» **Work to be completed**: Reproduce every line of the records below verbatim, but leave out the pictures.

» **Given data**:
____________________

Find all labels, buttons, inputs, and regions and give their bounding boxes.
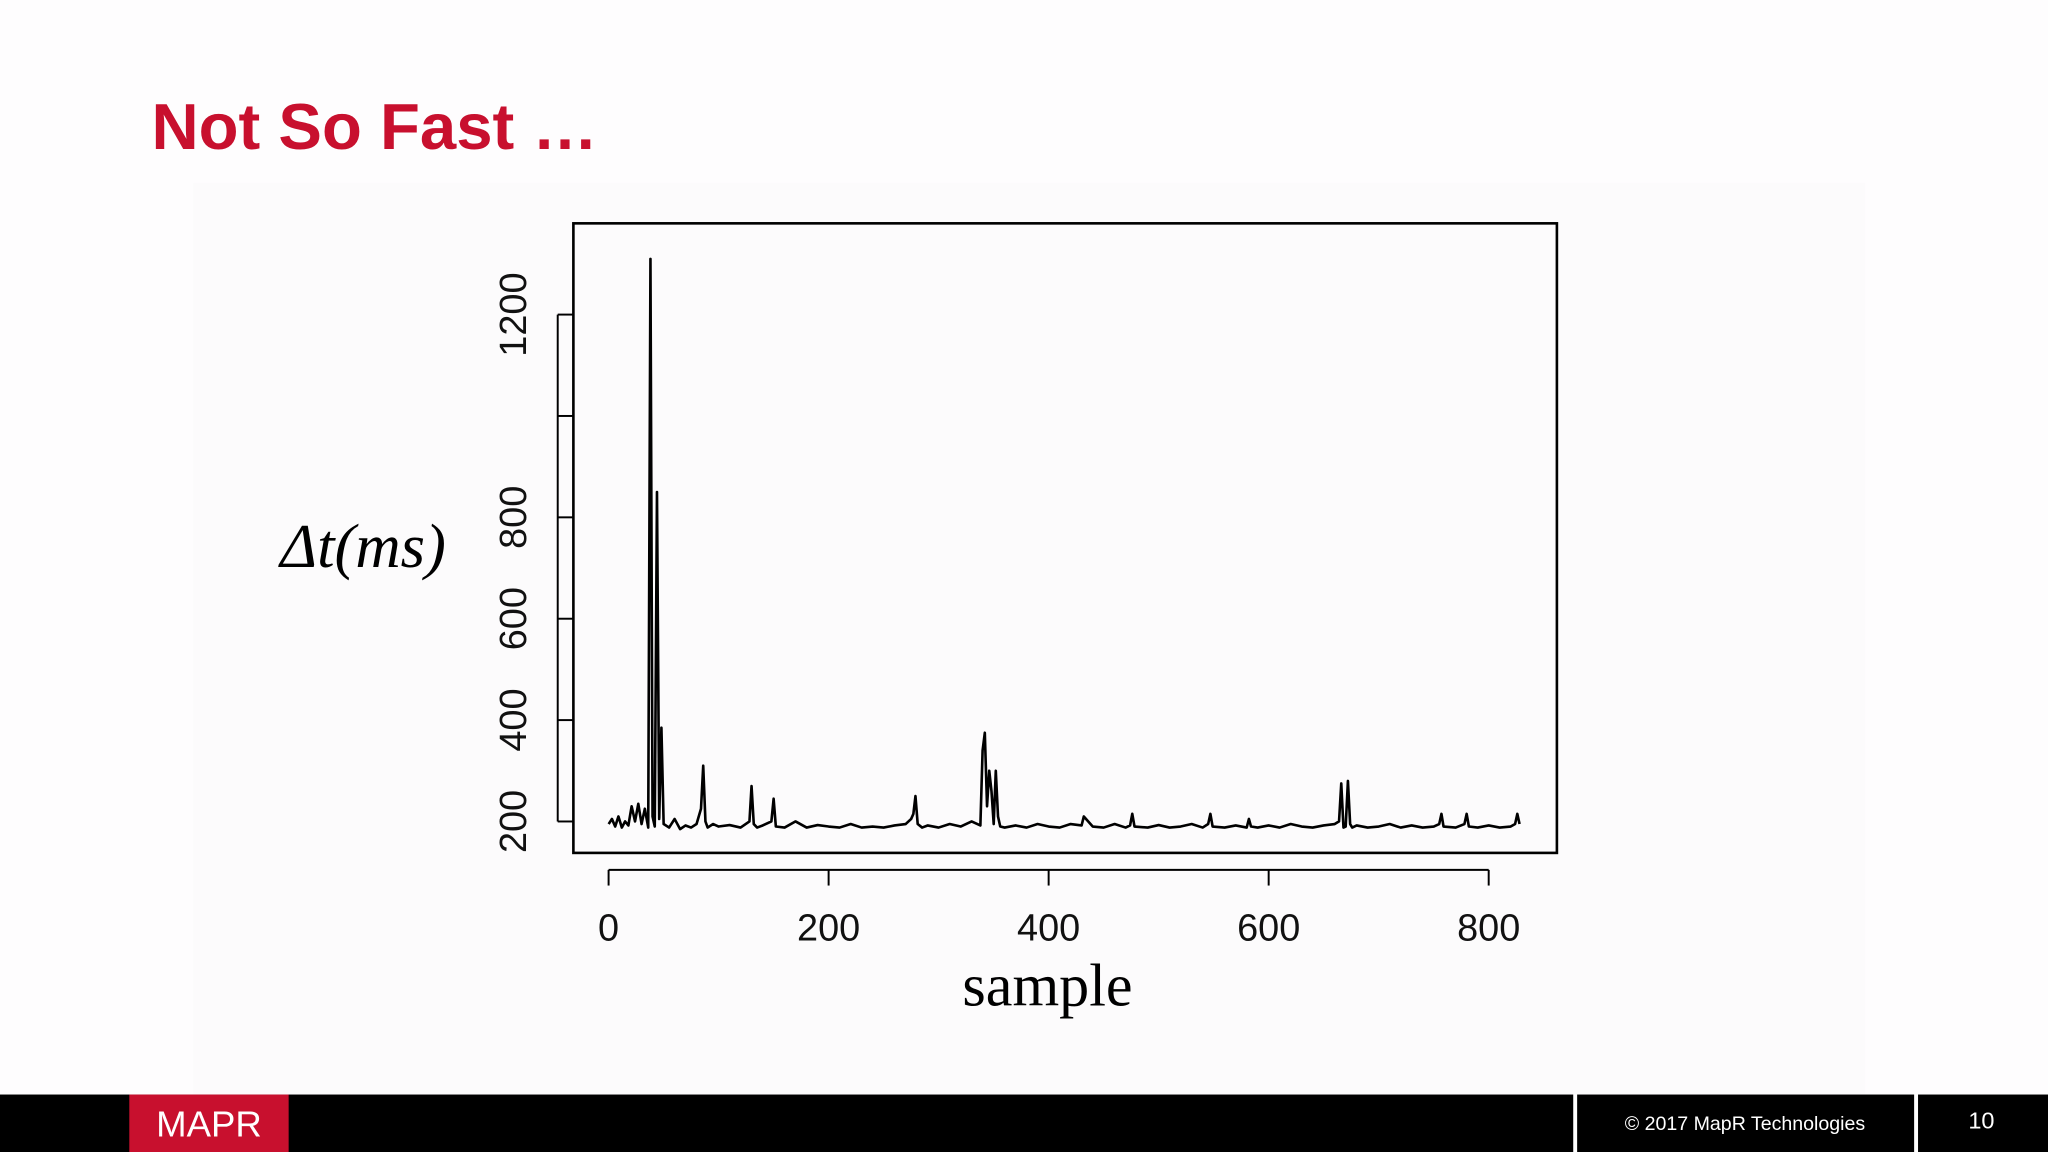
x-axis-label: sample (962, 952, 1132, 1019)
x-tick-label: 0 (598, 907, 619, 949)
logo: MAPR (156, 1103, 262, 1144)
page-number: 10 (1968, 1107, 1994, 1133)
x-tick-label: 200 (797, 907, 860, 949)
y-tick-label: 400 (493, 689, 535, 752)
footer-bar (0, 1094, 2048, 1152)
y-tick-label: 800 (493, 486, 535, 549)
y-tick-label: 1200 (493, 272, 535, 356)
chart: 200 400 600 800 1200 0 200 400 600 800 sample Δt(ms… (277, 222, 1559, 1019)
slide-title: Not So Fast … (152, 90, 598, 163)
x-tick-label: 800 (1457, 907, 1520, 949)
y-tick-label: 200 (493, 790, 535, 853)
x-tick-label: 600 (1237, 907, 1300, 949)
chart-backdrop (193, 182, 1866, 1095)
copyright: © 2017 MapR Technologies (1625, 1113, 1866, 1135)
x-tick-label: 400 (1017, 907, 1080, 949)
data-line (607, 257, 1521, 831)
plot-frame (572, 222, 1559, 855)
y-tick-label: 600 (493, 587, 535, 650)
logo-box (129, 1094, 289, 1152)
y-axis-label: Δt(ms) (277, 511, 446, 581)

____________________

» **Full response**:
Find all labels, buttons, inputs, and regions and give their bounding boxes.
x-axis-label: sample (962, 952, 1132, 1019)
x-tick-label: 0 (598, 907, 619, 949)
logo: MAPR (156, 1103, 262, 1144)
page-number: 10 (1968, 1107, 1994, 1133)
x-tick-label: 200 (797, 907, 860, 949)
y-tick-label: 400 (493, 689, 535, 752)
footer-bar (0, 1094, 2048, 1152)
y-tick-label: 800 (493, 486, 535, 549)
y-tick-label: 1200 (493, 272, 535, 356)
chart: 200 400 600 800 1200 0 200 400 600 800 sample Δt(ms… (277, 222, 1559, 1019)
slide-title: Not So Fast … (152, 90, 598, 163)
x-tick-label: 800 (1457, 907, 1520, 949)
y-tick-label: 200 (493, 790, 535, 853)
x-tick-label: 600 (1237, 907, 1300, 949)
chart-backdrop (193, 182, 1866, 1095)
copyright: © 2017 MapR Technologies (1625, 1113, 1866, 1135)
x-tick-label: 400 (1017, 907, 1080, 949)
data-line (607, 257, 1521, 831)
plot-frame (572, 222, 1559, 855)
y-tick-label: 600 (493, 587, 535, 650)
logo-box (129, 1094, 289, 1152)
y-axis-label: Δt(ms) (277, 511, 446, 581)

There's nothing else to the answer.